▸ EXERCISE
Using the material that follows, identify and copy each line with the string "ratio".

Records about charts and figures
-=-=-

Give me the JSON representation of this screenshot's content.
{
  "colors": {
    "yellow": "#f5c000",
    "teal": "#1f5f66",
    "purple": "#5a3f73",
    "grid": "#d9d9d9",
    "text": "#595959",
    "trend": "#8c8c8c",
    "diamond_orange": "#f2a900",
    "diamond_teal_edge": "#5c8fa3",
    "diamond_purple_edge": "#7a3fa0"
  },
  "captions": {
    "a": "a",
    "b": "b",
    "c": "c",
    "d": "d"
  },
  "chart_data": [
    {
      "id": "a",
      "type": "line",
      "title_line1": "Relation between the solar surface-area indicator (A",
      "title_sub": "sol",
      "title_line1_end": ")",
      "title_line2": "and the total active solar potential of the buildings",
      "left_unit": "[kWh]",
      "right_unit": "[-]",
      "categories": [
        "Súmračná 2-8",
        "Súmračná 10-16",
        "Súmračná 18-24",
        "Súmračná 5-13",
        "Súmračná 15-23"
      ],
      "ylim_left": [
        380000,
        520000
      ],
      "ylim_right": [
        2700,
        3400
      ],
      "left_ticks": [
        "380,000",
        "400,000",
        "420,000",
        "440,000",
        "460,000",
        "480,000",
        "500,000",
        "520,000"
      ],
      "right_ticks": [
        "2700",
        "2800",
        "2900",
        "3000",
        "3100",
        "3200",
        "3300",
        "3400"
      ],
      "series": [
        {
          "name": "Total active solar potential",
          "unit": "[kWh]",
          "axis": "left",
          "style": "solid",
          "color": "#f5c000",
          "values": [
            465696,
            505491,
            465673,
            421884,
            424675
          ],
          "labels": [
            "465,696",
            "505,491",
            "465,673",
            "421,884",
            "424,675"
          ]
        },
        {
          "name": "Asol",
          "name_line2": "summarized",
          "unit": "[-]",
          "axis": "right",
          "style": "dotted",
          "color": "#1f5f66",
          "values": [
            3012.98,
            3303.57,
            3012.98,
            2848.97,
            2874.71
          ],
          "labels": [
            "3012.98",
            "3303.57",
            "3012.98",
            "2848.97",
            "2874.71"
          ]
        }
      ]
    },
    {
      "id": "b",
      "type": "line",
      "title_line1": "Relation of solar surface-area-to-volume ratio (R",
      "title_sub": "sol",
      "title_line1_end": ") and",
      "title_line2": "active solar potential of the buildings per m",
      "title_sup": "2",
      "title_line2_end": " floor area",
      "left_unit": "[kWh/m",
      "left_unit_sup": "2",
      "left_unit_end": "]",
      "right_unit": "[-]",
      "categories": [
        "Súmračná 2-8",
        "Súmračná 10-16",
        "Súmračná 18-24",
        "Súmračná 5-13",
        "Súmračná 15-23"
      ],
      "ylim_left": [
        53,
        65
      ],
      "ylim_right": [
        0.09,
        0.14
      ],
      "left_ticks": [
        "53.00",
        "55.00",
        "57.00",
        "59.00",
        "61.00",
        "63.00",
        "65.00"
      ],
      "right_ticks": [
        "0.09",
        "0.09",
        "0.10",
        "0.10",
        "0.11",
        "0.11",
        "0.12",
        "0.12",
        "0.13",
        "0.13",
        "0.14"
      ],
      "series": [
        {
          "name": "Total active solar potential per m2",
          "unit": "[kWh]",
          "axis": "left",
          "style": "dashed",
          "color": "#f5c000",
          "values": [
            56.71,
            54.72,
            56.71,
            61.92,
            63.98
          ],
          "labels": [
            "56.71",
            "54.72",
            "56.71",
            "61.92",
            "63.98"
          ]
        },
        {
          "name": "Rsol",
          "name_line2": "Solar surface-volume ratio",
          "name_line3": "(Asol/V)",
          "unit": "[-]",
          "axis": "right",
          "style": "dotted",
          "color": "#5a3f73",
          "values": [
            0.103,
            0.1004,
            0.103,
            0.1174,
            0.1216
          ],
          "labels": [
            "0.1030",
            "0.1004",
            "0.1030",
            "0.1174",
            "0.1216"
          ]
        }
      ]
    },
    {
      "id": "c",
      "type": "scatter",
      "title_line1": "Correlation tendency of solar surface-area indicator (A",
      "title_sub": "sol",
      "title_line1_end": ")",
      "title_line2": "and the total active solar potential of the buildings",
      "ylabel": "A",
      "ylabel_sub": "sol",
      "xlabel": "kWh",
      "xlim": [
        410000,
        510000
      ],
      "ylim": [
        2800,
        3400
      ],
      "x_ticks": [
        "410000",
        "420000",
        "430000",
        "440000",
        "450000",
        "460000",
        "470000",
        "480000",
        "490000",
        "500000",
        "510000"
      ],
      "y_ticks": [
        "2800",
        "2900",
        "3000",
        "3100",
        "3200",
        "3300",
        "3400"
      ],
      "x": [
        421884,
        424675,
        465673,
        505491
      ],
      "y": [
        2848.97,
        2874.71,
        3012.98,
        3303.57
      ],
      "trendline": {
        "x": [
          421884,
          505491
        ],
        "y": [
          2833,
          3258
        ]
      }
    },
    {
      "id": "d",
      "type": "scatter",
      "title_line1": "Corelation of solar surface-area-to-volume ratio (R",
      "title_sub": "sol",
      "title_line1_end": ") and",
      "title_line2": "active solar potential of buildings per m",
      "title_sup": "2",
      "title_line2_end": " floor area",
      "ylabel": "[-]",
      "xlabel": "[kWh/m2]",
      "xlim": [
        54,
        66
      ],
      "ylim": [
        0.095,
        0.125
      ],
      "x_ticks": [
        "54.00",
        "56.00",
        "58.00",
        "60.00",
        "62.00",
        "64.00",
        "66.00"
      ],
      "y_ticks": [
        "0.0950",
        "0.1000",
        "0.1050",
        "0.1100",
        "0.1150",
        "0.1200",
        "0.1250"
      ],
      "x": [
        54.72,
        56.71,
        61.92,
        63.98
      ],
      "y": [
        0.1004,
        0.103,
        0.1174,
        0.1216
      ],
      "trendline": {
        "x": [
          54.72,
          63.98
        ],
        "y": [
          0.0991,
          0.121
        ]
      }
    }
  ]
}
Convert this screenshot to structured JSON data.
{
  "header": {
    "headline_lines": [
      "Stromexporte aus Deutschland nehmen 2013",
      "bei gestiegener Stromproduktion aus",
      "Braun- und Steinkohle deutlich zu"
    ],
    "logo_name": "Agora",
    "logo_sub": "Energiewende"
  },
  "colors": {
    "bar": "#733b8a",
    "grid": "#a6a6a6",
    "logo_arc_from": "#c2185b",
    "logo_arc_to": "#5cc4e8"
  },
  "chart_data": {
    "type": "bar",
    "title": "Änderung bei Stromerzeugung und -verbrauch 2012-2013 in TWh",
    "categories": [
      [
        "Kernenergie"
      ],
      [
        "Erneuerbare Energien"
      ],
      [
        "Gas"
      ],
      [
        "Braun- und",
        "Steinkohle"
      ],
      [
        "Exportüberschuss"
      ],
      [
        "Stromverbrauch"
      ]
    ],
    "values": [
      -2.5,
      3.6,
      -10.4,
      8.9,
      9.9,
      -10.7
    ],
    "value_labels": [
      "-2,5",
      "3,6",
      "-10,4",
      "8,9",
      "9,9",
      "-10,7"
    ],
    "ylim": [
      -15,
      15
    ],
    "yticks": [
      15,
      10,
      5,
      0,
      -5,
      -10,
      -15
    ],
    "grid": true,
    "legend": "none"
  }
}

-=-=-

▸ OUTPUT FOR THIS EXERCISE
      "title_line1": "Relation of solar surface-area-to-volume ratio (R",
          "name_line2": "Solar surface-volume ratio",
      "title_line1": "Corelation of solar surface-area-to-volume ratio (R",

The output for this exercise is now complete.